- **DATA SHOWN**:
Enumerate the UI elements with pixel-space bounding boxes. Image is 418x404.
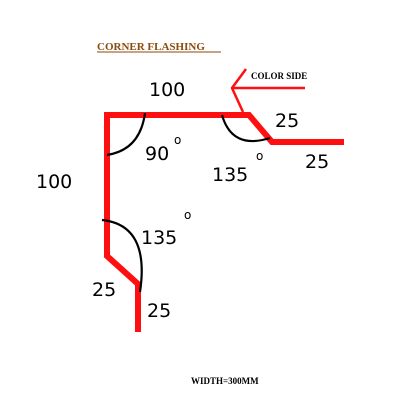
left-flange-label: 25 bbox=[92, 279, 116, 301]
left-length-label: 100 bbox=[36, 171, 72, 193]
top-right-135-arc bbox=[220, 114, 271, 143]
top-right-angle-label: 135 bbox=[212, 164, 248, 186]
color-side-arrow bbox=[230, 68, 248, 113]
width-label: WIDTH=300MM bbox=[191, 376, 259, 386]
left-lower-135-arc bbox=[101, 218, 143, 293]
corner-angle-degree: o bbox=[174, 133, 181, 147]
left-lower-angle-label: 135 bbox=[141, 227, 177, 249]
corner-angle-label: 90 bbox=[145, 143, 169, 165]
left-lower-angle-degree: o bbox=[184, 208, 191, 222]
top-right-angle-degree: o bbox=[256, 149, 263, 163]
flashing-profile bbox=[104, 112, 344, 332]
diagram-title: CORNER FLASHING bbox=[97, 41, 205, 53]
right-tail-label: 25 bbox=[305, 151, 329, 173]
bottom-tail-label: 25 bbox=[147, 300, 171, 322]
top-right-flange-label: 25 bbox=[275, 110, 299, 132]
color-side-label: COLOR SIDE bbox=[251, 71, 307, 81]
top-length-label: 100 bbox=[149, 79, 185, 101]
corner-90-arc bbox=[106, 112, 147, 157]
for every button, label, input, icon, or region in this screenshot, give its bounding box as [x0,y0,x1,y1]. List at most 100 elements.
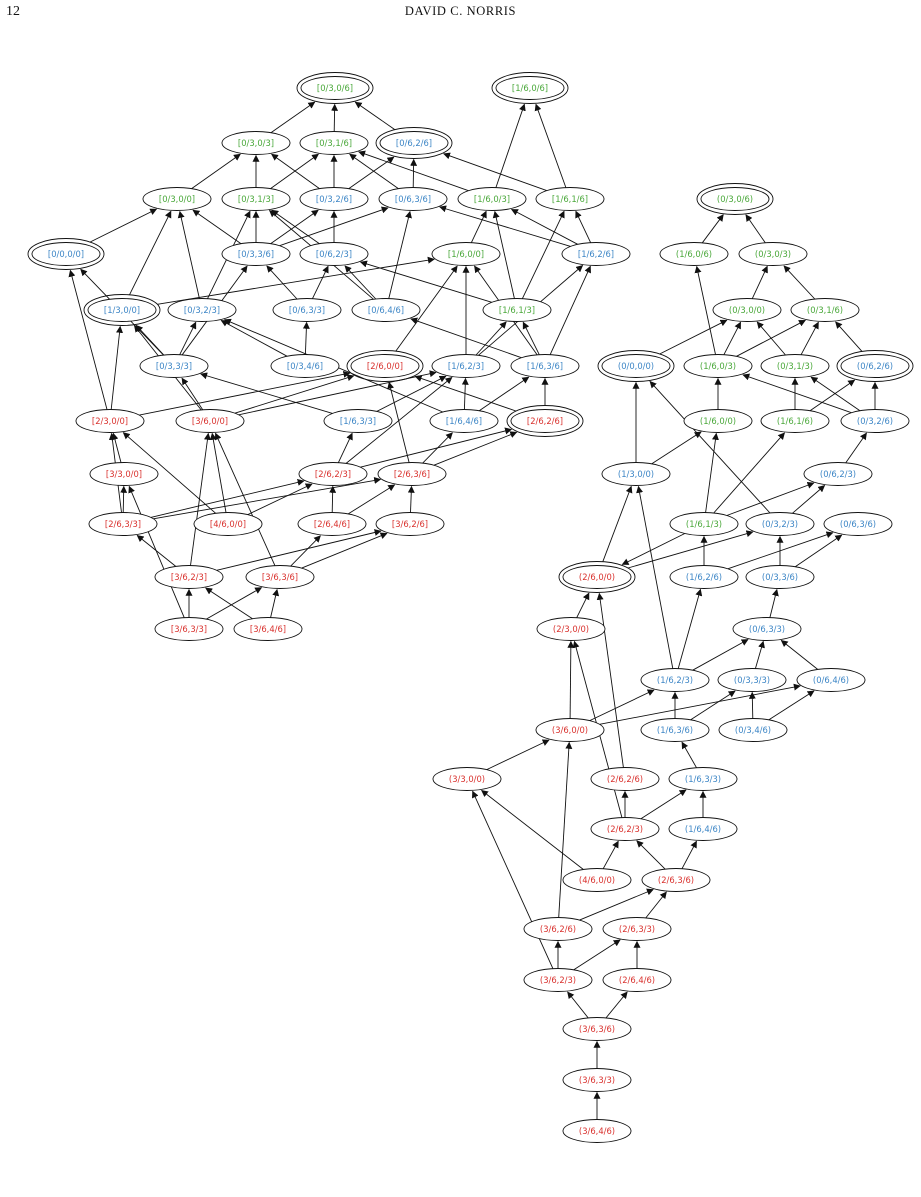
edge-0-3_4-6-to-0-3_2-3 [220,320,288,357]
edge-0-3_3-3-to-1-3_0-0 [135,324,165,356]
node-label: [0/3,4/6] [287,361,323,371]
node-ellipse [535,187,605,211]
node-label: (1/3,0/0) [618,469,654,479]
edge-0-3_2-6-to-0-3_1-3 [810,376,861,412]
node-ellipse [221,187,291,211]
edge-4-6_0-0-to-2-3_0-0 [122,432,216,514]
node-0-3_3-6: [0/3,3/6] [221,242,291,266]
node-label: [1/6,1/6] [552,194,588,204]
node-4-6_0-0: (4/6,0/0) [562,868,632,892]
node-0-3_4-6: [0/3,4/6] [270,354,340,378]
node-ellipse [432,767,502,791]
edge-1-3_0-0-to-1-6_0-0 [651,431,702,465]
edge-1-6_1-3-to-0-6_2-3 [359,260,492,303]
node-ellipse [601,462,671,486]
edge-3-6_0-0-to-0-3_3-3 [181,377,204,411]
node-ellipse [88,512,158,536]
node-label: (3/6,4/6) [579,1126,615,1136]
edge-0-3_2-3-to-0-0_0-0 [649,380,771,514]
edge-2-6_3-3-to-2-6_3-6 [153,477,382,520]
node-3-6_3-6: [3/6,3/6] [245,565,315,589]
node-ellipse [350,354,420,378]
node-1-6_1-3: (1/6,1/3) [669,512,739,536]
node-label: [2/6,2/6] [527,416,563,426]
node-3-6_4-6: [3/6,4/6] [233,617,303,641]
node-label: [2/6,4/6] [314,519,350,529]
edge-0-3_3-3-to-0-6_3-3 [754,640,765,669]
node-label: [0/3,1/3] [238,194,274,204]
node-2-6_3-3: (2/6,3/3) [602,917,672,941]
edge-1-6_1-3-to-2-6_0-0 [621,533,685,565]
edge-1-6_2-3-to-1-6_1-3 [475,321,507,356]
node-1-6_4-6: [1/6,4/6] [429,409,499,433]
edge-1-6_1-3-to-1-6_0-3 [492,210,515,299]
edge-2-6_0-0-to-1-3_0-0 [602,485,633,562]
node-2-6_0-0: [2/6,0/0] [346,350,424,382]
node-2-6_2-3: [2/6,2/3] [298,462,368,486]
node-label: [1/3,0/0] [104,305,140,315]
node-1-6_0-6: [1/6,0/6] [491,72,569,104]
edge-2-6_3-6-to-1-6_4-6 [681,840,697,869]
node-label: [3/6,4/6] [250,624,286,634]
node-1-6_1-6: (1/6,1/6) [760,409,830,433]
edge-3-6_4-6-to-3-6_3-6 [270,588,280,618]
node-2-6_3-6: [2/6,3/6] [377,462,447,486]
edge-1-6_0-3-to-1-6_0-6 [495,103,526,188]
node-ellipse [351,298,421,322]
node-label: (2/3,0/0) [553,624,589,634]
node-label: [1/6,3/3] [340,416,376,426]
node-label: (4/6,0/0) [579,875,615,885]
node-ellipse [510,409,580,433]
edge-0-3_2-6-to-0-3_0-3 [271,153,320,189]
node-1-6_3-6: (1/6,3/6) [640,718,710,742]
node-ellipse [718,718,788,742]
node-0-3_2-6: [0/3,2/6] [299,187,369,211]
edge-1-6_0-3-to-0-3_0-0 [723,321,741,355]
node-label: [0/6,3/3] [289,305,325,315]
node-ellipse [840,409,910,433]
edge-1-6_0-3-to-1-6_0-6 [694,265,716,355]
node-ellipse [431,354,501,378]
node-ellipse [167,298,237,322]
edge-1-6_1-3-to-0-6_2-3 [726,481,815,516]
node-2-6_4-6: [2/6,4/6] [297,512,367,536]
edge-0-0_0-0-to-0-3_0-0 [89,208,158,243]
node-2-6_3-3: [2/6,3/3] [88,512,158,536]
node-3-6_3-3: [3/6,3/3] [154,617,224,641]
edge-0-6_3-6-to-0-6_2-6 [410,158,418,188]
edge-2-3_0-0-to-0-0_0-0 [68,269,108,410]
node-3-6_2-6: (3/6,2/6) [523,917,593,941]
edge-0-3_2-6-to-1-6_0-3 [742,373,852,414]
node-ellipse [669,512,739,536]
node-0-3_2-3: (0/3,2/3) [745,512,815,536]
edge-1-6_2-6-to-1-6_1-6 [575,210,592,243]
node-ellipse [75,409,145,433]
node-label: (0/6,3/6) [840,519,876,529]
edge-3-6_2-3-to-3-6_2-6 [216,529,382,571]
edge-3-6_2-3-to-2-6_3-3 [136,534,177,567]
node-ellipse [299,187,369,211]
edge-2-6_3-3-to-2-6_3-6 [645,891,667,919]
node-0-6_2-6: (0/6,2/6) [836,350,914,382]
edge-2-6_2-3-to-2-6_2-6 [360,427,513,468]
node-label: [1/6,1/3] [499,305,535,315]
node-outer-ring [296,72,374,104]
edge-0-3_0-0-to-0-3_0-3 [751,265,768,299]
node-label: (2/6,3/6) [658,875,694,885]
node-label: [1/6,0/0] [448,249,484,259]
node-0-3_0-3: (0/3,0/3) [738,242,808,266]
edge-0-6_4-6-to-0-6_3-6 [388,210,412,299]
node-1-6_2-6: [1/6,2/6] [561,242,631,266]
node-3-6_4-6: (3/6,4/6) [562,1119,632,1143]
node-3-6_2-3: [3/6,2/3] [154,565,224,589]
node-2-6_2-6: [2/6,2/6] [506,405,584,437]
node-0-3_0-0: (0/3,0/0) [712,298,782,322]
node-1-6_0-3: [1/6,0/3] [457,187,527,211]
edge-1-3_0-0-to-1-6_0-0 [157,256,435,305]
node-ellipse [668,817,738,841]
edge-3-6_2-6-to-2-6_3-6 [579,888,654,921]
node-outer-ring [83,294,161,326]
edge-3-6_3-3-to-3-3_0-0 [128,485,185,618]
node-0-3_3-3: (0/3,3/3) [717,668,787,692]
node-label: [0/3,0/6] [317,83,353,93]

- **SET TASK**:
Give every line from the one containing "edge-0-3_4-6-to-0-3_2-3 [220,320,288,357]" down to the one containing "edge-3-6_0-0-to-0-3_3-3 [181,377,204,411]", both included, as a numbered list with blank lines left out.

- **TASK SOLUTION**:
1. edge-0-3_4-6-to-0-3_2-3 [220,320,288,357]
2. edge-0-3_3-3-to-1-3_0-0 [135,324,165,356]
3. node-label: [0/3,4/6] [287,361,323,371]
4. node-ellipse [535,187,605,211]
5. node-label: (1/3,0/0) [618,469,654,479]
6. edge-0-3_2-6-to-0-3_1-3 [810,376,861,412]
7. node-ellipse [221,187,291,211]
8. edge-4-6_0-0-to-2-3_0-0 [122,432,216,514]
9. node-0-3_3-6: [0/3,3/6] [221,242,291,266]
10. node-label: [1/6,1/6] [552,194,588,204]
11. node-4-6_0-0: (4/6,0/0) [562,868,632,892]
12. node-0-3_4-6: [0/3,4/6] [270,354,340,378]
13. node-ellipse [432,767,502,791]
14. edge-1-3_0-0-to-1-6_0-0 [651,431,702,465]
15. edge-1-6_1-3-to-0-6_2-3 [359,260,492,303]
16. node-ellipse [601,462,671,486]
17. edge-3-6_0-0-to-0-3_3-3 [181,377,204,411]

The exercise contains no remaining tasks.